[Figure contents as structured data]
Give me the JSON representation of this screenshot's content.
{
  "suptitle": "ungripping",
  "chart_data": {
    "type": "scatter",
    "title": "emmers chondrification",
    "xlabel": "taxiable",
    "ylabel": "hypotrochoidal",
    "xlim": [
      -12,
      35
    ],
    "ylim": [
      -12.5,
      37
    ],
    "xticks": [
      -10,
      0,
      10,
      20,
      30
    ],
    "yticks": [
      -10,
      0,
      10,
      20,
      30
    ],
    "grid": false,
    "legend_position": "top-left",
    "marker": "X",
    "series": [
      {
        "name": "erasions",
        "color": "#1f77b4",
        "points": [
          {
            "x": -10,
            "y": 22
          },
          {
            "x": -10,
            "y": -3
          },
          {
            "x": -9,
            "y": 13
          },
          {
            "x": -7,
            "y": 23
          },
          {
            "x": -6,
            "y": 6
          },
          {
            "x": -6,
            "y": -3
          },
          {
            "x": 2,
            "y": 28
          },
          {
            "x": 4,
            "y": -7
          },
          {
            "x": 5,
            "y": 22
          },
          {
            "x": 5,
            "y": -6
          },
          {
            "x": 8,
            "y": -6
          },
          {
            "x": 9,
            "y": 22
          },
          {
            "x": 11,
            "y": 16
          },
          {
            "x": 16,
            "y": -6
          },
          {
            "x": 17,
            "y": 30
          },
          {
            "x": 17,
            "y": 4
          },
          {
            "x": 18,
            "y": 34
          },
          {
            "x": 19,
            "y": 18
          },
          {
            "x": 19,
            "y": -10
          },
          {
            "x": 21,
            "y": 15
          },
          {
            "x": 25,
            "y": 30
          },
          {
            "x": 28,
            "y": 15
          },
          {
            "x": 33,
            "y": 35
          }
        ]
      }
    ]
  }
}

**Short exercise**
Copy out the material above in its entirety. Every detail must match.

**Written reply**
Give me the JSON representation of this screenshot's content.
{
  "suptitle": "ungripping",
  "chart_data": {
    "type": "scatter",
    "title": "emmers chondrification",
    "xlabel": "taxiable",
    "ylabel": "hypotrochoidal",
    "xlim": [
      -12,
      35
    ],
    "ylim": [
      -12.5,
      37
    ],
    "xticks": [
      -10,
      0,
      10,
      20,
      30
    ],
    "yticks": [
      -10,
      0,
      10,
      20,
      30
    ],
    "grid": false,
    "legend_position": "top-left",
    "marker": "X",
    "series": [
      {
        "name": "erasions",
        "color": "#1f77b4",
        "points": [
          {
            "x": -10,
            "y": 22
          },
          {
            "x": -10,
            "y": -3
          },
          {
            "x": -9,
            "y": 13
          },
          {
            "x": -7,
            "y": 23
          },
          {
            "x": -6,
            "y": 6
          },
          {
            "x": -6,
            "y": -3
          },
          {
            "x": 2,
            "y": 28
          },
          {
            "x": 4,
            "y": -7
          },
          {
            "x": 5,
            "y": 22
          },
          {
            "x": 5,
            "y": -6
          },
          {
            "x": 8,
            "y": -6
          },
          {
            "x": 9,
            "y": 22
          },
          {
            "x": 11,
            "y": 16
          },
          {
            "x": 16,
            "y": -6
          },
          {
            "x": 17,
            "y": 30
          },
          {
            "x": 17,
            "y": 4
          },
          {
            "x": 18,
            "y": 34
          },
          {
            "x": 19,
            "y": 18
          },
          {
            "x": 19,
            "y": -10
          },
          {
            "x": 21,
            "y": 15
          },
          {
            "x": 25,
            "y": 30
          },
          {
            "x": 28,
            "y": 15
          },
          {
            "x": 33,
            "y": 35
          }
        ]
      }
    ]
  }
}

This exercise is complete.